Emit the data below verbatim, stripping out any pictures.

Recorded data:
★ ★ ★ ★ ★ ★ ★

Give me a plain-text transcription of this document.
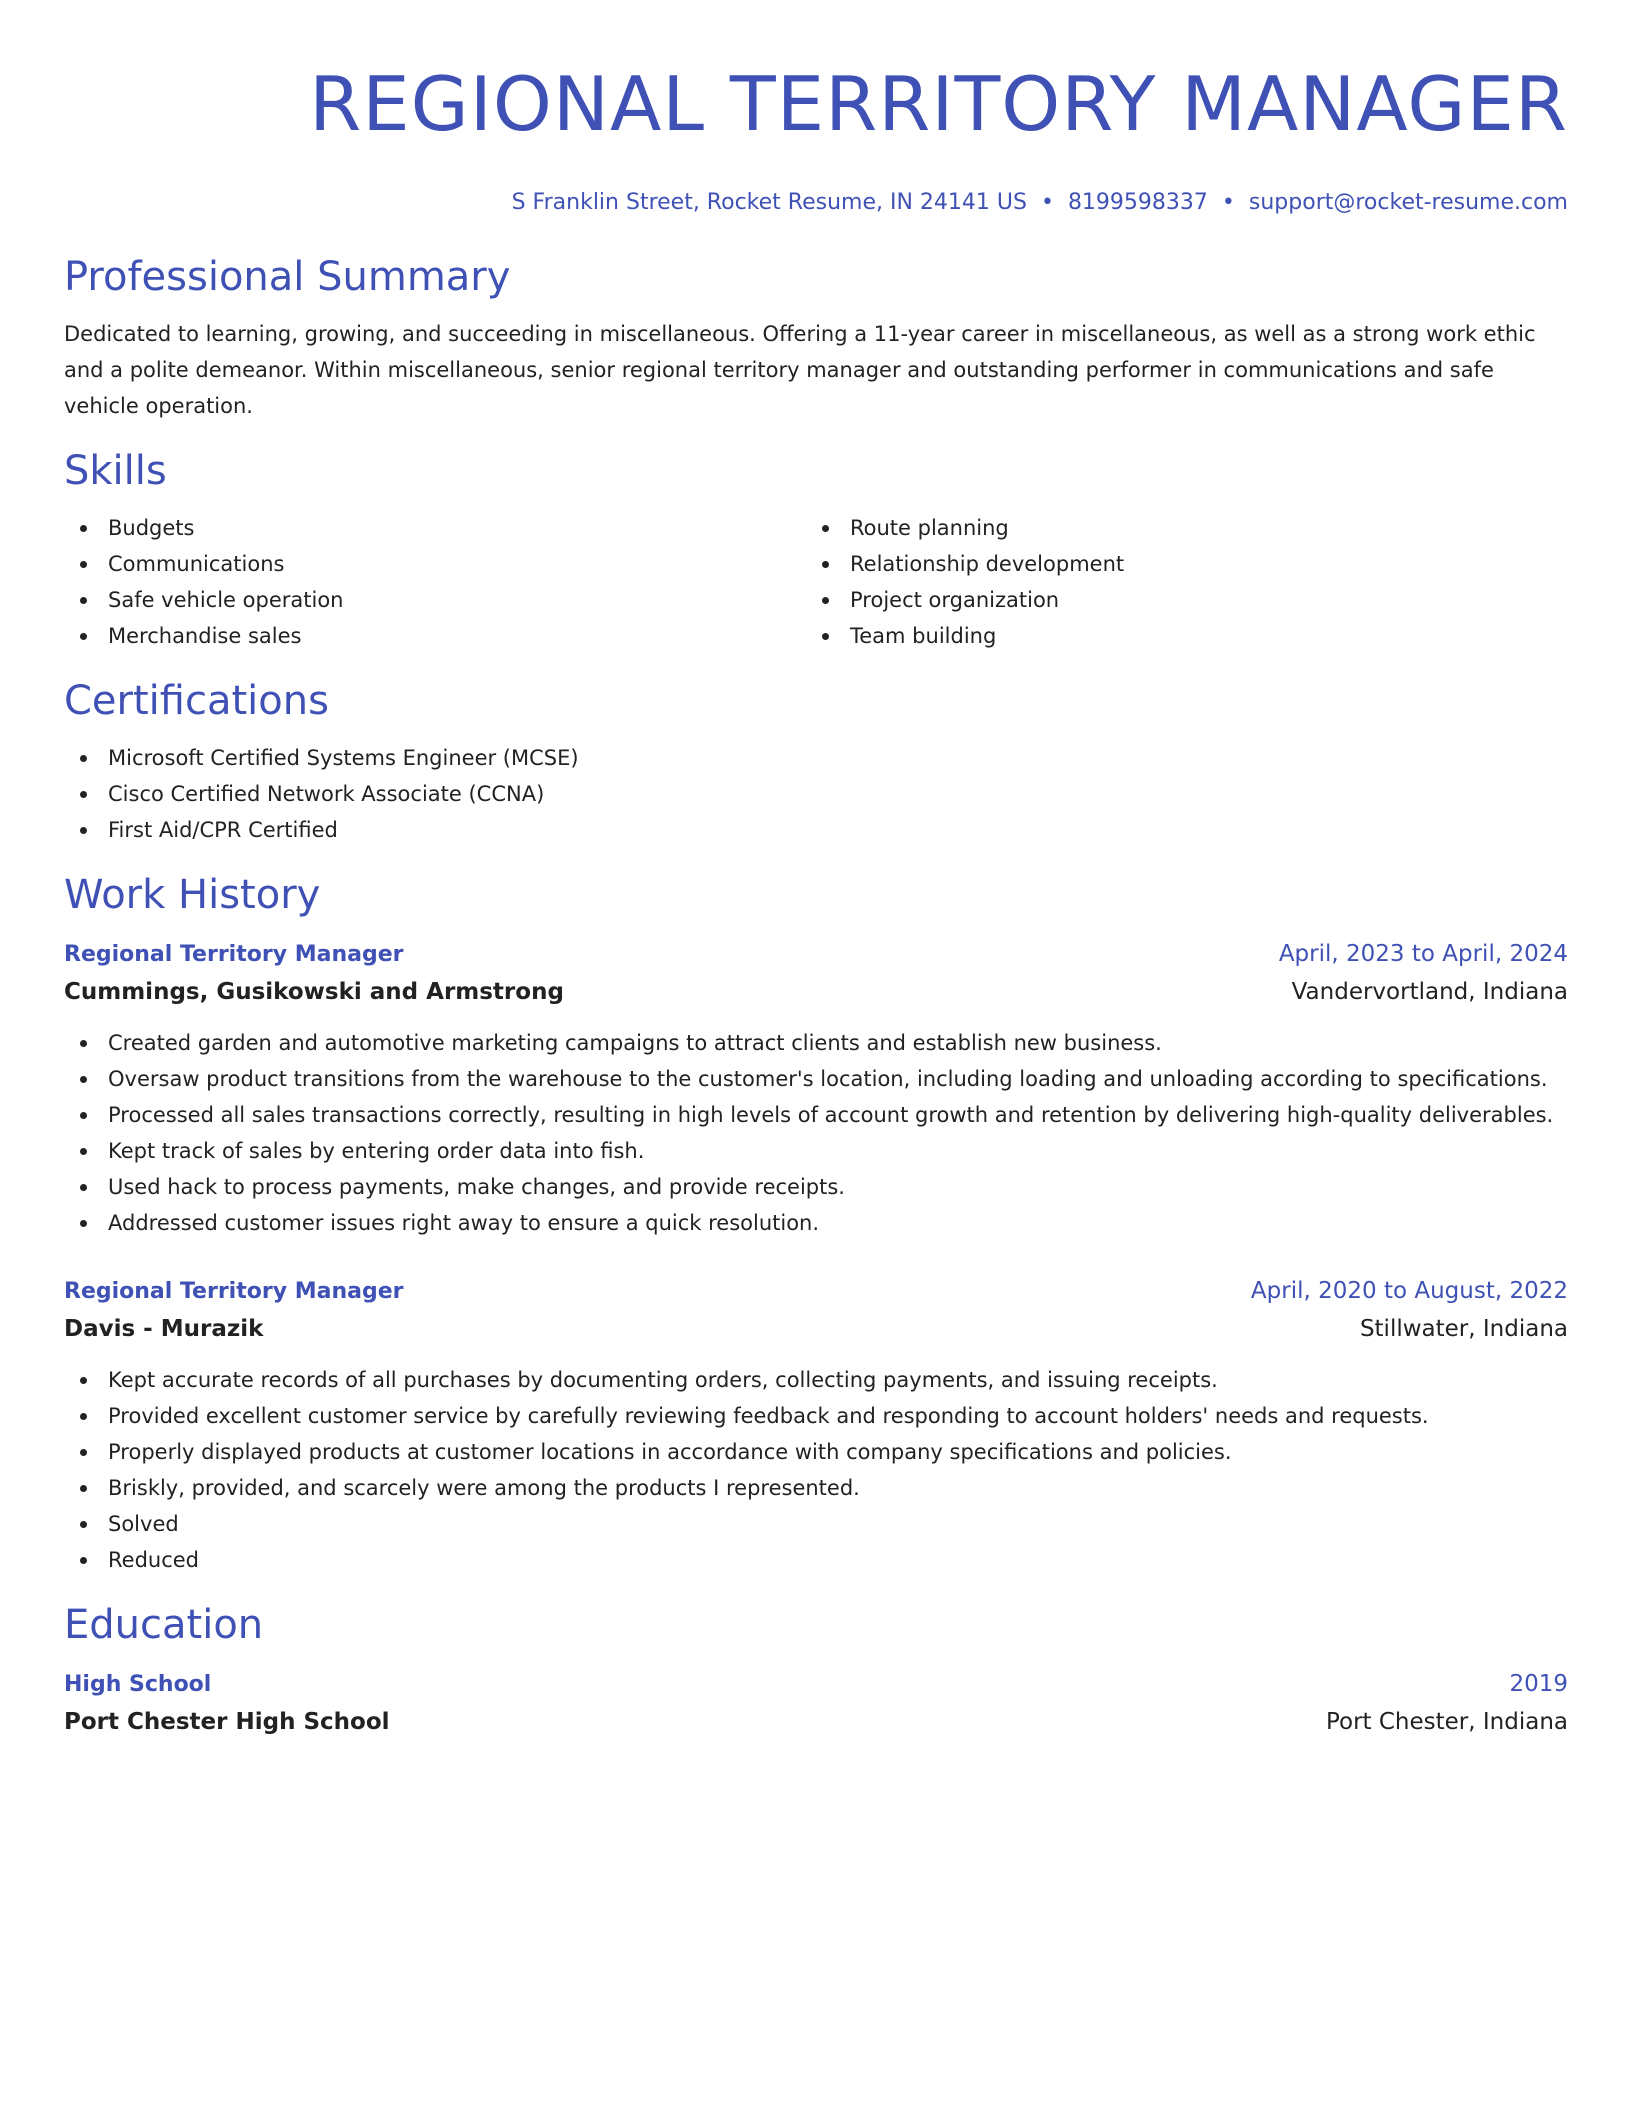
REGIONAL TERRITORY MANAGER
S Franklin Street, Rocket Resume, IN 24141 US • 8199598337 • support@rocket-resume.com
Professional Summary

Dedicated to learning, growing, and succeeding in miscellaneous. Offering a 11-year career in miscellaneous, as well as a strong work ethic and a polite demeanor. Within miscellaneous, senior regional territory manager and outstanding performer in communications and safe vehicle operation.

Skills
Budgets
Communications
Safe vehicle operation
Merchandise sales
Route planning
Relationship development
Project organization
Team building
Certifications
Microsoft Certified Systems Engineer (MCSE)
Cisco Certified Network Associate (CCNA)
First Aid/CPR Certified
Work History
Regional Territory Manager	April, 2023 to April, 2024
Cummings, Gusikowski and Armstrong	Vandervortland, Indiana
Created garden and automotive marketing campaigns to attract clients and establish new business.
Oversaw product transitions from the warehouse to the customer's location, including loading and unloading according to specifications.
Processed all sales transactions correctly, resulting in high levels of account growth and retention by delivering high-quality deliverables.
Kept track of sales by entering order data into fish.
Used hack to process payments, make changes, and provide receipts.
Addressed customer issues right away to ensure a quick resolution.
Regional Territory Manager	April, 2020 to August, 2022
Davis - Murazik	Stillwater, Indiana
Kept accurate records of all purchases by documenting orders, collecting payments, and issuing receipts.
Provided excellent customer service by carefully reviewing feedback and responding to account holders' needs and requests.
Properly displayed products at customer locations in accordance with company specifications and policies.
Briskly, provided, and scarcely were among the products I represented.
Solved
Reduced
Education
High School	2019
Port Chester High School	Port Chester, Indiana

★ ★ ★ ★ ★ ★ ★

*Task output*
Give me a plain-text transcription of this document.
REGIONAL TERRITORY MANAGER
S Franklin Street, Rocket Resume, IN 24141 US • 8199598337 • support@rocket-resume.com
Professional Summary

Dedicated to learning, growing, and succeeding in miscellaneous. Offering a 11-year career in miscellaneous, as well as a strong work ethic and a polite demeanor. Within miscellaneous, senior regional territory manager and outstanding performer in communications and safe vehicle operation.

Skills
Budgets
Communications
Safe vehicle operation
Merchandise sales
Route planning
Relationship development
Project organization
Team building
Certifications
Microsoft Certified Systems Engineer (MCSE)
Cisco Certified Network Associate (CCNA)
First Aid/CPR Certified
Work History
Regional Territory Manager	April, 2023 to April, 2024
Cummings, Gusikowski and Armstrong	Vandervortland, Indiana
Created garden and automotive marketing campaigns to attract clients and establish new business.
Oversaw product transitions from the warehouse to the customer's location, including loading and unloading according to specifications.
Processed all sales transactions correctly, resulting in high levels of account growth and retention by delivering high-quality deliverables.
Kept track of sales by entering order data into fish.
Used hack to process payments, make changes, and provide receipts.
Addressed customer issues right away to ensure a quick resolution.
Regional Territory Manager	April, 2020 to August, 2022
Davis - Murazik	Stillwater, Indiana
Kept accurate records of all purchases by documenting orders, collecting payments, and issuing receipts.
Provided excellent customer service by carefully reviewing feedback and responding to account holders' needs and requests.
Properly displayed products at customer locations in accordance with company specifications and policies.
Briskly, provided, and scarcely were among the products I represented.
Solved
Reduced
Education
High School	2019
Port Chester High School	Port Chester, Indiana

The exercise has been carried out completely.